**DATA EXTRACT:**
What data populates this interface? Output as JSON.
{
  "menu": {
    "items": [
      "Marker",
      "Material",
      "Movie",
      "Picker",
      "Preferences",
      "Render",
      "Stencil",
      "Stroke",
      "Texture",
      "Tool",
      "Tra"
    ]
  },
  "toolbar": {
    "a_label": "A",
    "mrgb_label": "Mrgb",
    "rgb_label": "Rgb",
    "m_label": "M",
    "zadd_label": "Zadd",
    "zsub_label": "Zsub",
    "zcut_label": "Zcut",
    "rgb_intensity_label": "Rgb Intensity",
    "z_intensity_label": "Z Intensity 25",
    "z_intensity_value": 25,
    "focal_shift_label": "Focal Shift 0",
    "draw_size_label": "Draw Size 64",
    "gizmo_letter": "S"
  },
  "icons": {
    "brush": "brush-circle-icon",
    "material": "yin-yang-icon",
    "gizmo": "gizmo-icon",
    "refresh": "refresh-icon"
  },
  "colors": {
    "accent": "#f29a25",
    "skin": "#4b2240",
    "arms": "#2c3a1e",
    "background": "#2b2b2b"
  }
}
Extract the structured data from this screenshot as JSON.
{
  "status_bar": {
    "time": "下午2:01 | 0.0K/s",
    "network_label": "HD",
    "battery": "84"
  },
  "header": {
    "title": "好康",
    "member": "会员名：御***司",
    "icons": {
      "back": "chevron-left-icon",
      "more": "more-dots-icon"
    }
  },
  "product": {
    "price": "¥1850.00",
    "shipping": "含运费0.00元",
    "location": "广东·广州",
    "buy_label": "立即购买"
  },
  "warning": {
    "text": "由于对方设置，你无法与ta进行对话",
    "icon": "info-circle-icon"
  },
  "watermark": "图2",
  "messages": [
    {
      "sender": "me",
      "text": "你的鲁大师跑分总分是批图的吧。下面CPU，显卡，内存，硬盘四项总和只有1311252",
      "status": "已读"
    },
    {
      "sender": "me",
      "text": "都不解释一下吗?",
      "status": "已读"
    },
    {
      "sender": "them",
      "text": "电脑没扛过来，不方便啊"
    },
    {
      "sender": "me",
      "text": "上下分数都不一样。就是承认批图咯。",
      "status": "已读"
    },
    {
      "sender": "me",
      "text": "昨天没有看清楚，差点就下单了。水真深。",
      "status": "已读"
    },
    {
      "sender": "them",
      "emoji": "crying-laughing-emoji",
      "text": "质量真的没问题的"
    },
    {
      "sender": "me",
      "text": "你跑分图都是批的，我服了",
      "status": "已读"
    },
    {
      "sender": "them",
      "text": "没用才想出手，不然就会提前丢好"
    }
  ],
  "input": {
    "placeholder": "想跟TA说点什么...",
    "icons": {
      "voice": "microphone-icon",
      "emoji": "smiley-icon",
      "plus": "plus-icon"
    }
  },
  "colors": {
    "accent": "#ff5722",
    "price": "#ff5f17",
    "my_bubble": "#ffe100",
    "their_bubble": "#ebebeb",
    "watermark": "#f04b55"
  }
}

**TASK OBJECTIVE:**
Copy out each line above, character for character.

**RESPONSE TO THIS TASK:**
What data populates this interface? Output as JSON.
{
  "menu": {
    "items": [
      "Marker",
      "Material",
      "Movie",
      "Picker",
      "Preferences",
      "Render",
      "Stencil",
      "Stroke",
      "Texture",
      "Tool",
      "Tra"
    ]
  },
  "toolbar": {
    "a_label": "A",
    "mrgb_label": "Mrgb",
    "rgb_label": "Rgb",
    "m_label": "M",
    "zadd_label": "Zadd",
    "zsub_label": "Zsub",
    "zcut_label": "Zcut",
    "rgb_intensity_label": "Rgb Intensity",
    "z_intensity_label": "Z Intensity 25",
    "z_intensity_value": 25,
    "focal_shift_label": "Focal Shift 0",
    "draw_size_label": "Draw Size 64",
    "gizmo_letter": "S"
  },
  "icons": {
    "brush": "brush-circle-icon",
    "material": "yin-yang-icon",
    "gizmo": "gizmo-icon",
    "refresh": "refresh-icon"
  },
  "colors": {
    "accent": "#f29a25",
    "skin": "#4b2240",
    "arms": "#2c3a1e",
    "background": "#2b2b2b"
  }
}
Extract the structured data from this screenshot as JSON.
{
  "status_bar": {
    "time": "下午2:01 | 0.0K/s",
    "network_label": "HD",
    "battery": "84"
  },
  "header": {
    "title": "好康",
    "member": "会员名：御***司",
    "icons": {
      "back": "chevron-left-icon",
      "more": "more-dots-icon"
    }
  },
  "product": {
    "price": "¥1850.00",
    "shipping": "含运费0.00元",
    "location": "广东·广州",
    "buy_label": "立即购买"
  },
  "warning": {
    "text": "由于对方设置，你无法与ta进行对话",
    "icon": "info-circle-icon"
  },
  "watermark": "图2",
  "messages": [
    {
      "sender": "me",
      "text": "你的鲁大师跑分总分是批图的吧。下面CPU，显卡，内存，硬盘四项总和只有1311252",
      "status": "已读"
    },
    {
      "sender": "me",
      "text": "都不解释一下吗?",
      "status": "已读"
    },
    {
      "sender": "them",
      "text": "电脑没扛过来，不方便啊"
    },
    {
      "sender": "me",
      "text": "上下分数都不一样。就是承认批图咯。",
      "status": "已读"
    },
    {
      "sender": "me",
      "text": "昨天没有看清楚，差点就下单了。水真深。",
      "status": "已读"
    },
    {
      "sender": "them",
      "emoji": "crying-laughing-emoji",
      "text": "质量真的没问题的"
    },
    {
      "sender": "me",
      "text": "你跑分图都是批的，我服了",
      "status": "已读"
    },
    {
      "sender": "them",
      "text": "没用才想出手，不然就会提前丢好"
    }
  ],
  "input": {
    "placeholder": "想跟TA说点什么...",
    "icons": {
      "voice": "microphone-icon",
      "emoji": "smiley-icon",
      "plus": "plus-icon"
    }
  },
  "colors": {
    "accent": "#ff5722",
    "price": "#ff5f17",
    "my_bubble": "#ffe100",
    "their_bubble": "#ebebeb",
    "watermark": "#f04b55"
  }
}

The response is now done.